The Best Kind of Freedom FIRE Can Buy 

I’ve been discussing my next “One Hit Wonder,” and I’ve finally decided what it is.

Recall that I’ve defined a One Hit Wonder as a process or outcome goal you pursue for one full year. Something that stays at the top of the charts in your daily life and planning. A major commitment. Better if made publicly, in my opinion. Absolutely requires consistency. It is usually time-consuming, too. 

And, centered around either freedom fromsomething or freedom todo or become something.

The “freedom from” goals are often simpler.

Want freedom from doomscrolling social media? Delete the apps. Don’t log in. Done.

The “freedom to” goals tend to be more demanding because they may require building a practice over time.

My first One Hit Wonder was committing to writing and posting a blog article every day for one full year. That’s a process goal, an outcome goal, and very much a freedom-to pursuit.

The second commitment I’ve been working on is averaging 15,000 steps per day until I reach my target weight. That one is interesting because it contains elements of both freedom from and freedom to.

But after reflecting on it more deeply, I realized something important:

I’m not actually pursuing 15,000 steps per day.

And I’m not even really pursuing a specific number on the scale (although, I love a good concrete measure when I can get one).

What I’m pursuing is freedom.

I want freedom from needing to buy an entirely new wardrobe because half my clothes no longer fit.

I want freedom from the exhausting yo-yo cycle I’ve experienced over the last couple years after dedicating an entire year to getting back into excellent shape.

I want freedom to enjoy a great meal and a couple beers with friends without immediately feeling anxiety about whether I’ve drifted completely off track again.

I want freedom to bound up the stairs without knee pain, stiffness, or getting winded.

And when I frame it this way, the real goal becomes obvious.

My second official One Hit Wonder is not walking 15,000 steps per day.

It is reaching my target weight, staying within four pounds of it, and maintaining that range for one full year.

May 13, 2027 — here I come!!

********************

> _INSTRUCTION 1_:
Convert the listing into a JSON list of strings, one string per line with blank lines left out, starting at the listing's first line and ending at the line that contains "The preheater 60 is at (448, 818).".

********************

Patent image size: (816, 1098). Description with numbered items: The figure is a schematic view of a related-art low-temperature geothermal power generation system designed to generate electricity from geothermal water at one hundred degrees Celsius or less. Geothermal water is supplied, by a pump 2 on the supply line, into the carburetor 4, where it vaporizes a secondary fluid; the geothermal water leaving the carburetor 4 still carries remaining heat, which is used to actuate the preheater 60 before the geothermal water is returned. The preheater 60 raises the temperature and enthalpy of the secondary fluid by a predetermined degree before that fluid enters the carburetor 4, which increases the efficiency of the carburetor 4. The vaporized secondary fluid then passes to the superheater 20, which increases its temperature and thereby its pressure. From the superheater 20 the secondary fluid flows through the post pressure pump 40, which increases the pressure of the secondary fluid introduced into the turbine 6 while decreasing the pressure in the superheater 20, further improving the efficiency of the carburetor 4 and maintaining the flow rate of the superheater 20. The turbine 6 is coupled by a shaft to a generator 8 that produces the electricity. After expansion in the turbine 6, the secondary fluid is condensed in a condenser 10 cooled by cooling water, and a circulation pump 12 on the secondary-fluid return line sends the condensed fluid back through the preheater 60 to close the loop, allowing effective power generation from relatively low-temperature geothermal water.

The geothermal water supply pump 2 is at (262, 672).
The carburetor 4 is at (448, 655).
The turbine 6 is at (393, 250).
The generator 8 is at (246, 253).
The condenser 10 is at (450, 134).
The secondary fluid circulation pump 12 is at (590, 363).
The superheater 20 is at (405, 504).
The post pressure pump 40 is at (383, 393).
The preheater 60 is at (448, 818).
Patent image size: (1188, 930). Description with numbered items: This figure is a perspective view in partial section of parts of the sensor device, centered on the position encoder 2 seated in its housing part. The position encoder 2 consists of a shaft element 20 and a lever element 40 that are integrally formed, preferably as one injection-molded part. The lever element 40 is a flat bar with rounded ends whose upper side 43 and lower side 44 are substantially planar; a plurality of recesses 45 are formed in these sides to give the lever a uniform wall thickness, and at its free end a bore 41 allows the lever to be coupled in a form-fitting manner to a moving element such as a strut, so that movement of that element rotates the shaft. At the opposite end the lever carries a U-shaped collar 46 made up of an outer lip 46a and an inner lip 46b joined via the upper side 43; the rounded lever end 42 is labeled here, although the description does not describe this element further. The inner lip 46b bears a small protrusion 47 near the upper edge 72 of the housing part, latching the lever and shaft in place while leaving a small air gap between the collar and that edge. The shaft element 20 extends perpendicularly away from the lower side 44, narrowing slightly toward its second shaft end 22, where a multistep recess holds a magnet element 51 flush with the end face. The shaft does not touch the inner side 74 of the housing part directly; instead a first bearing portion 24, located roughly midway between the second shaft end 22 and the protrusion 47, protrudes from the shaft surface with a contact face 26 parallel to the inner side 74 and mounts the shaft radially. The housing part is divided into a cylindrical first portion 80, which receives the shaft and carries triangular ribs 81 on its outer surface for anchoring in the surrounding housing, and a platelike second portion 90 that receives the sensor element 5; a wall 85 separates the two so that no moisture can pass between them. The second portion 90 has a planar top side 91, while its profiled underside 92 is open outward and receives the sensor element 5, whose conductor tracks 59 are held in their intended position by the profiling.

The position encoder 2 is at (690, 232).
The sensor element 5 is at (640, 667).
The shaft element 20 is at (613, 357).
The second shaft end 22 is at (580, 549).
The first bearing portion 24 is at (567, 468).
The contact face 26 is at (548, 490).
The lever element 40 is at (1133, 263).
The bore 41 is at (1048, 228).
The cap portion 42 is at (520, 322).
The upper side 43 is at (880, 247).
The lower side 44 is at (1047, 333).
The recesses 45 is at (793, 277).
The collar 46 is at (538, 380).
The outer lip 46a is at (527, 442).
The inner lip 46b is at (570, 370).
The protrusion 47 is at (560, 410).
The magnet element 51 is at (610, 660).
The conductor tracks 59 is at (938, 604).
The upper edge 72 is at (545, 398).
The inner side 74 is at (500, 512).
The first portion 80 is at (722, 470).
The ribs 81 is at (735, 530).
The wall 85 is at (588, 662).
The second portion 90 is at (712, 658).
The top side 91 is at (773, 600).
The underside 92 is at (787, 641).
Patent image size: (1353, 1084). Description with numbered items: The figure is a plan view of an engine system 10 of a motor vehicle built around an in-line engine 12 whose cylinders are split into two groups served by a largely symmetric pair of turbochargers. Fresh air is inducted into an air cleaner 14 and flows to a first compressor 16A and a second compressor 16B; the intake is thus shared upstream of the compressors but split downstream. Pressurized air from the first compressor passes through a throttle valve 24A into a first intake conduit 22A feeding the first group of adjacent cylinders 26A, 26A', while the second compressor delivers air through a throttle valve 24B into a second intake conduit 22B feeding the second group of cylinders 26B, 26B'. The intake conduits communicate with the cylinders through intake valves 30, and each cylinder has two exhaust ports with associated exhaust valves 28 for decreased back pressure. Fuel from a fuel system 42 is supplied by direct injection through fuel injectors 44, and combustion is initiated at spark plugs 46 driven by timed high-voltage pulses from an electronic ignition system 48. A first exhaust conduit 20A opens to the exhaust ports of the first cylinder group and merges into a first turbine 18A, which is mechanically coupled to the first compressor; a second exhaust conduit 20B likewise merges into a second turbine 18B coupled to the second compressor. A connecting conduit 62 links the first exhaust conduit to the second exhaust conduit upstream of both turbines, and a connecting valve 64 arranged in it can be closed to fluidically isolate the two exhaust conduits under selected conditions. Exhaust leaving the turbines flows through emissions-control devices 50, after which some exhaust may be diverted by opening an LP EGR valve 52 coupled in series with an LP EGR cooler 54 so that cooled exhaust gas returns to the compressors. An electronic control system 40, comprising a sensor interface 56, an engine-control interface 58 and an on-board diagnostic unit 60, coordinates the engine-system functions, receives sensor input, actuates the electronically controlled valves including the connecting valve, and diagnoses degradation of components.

********************

> _INSTRUCTION 2_:
In the post about One Hit Wonders, what was the writer's first One Hit Wonder?

> _ANSWER 1_:
[
  "Patent image size: (816, 1098). Description with numbered items: The figure is a schematic view of a related-art low-temperature geothermal power generation system designed to generate electricity from geothermal water at one hundred degrees Celsius or less. Geothermal water is supplied, by a pump 2 on the supply line, into the carburetor 4, where it vaporizes a secondary fluid; the geothermal water leaving the carburetor 4 still carries remaining heat, which is used to actuate the preheater 60 before the geothermal water is returned. The preheater 60 raises the temperature and enthalpy of the secondary fluid by a predetermined degree before that fluid enters the carburetor 4, which increases the efficiency of the carburetor 4. The vaporized secondary fluid then passes to the superheater 20, which increases its temperature and thereby its pressure. From the superheater 20 the secondary fluid flows through the post pressure pump 40, which increases the pressure of the secondary fluid introduced into the turbine 6 while decreasing the pressure in the superheater 20, further improving the efficiency of the carburetor 4 and maintaining the flow rate of the superheater 20. The turbine 6 is coupled by a shaft to a generator 8 that produces the electricity. After expansion in the turbine 6, the secondary fluid is condensed in a condenser 10 cooled by cooling water, and a circulation pump 12 on the secondary-fluid return line sends the condensed fluid back through the preheater 60 to close the loop, allowing effective power generation from relatively low-temperature geothermal water.",
  "The geothermal water supply pump 2 is at (262, 672).",
  "The carburetor 4 is at (448, 655).",
  "The turbine 6 is at (393, 250).",
  "The generator 8 is at (246, 253).",
  "The condenser 10 is at (450, 134).",
  "The secondary fluid circulation pump 12 is at (590, 363).",
  "The superheater 20 is at (405, 504).",
  "The post pressure pump 40 is at (383, 393).",
  "The preheater 60 is at (448, 818)."
]

> _ANSWER 2_:
Writing and posting a blog article every day for one full year.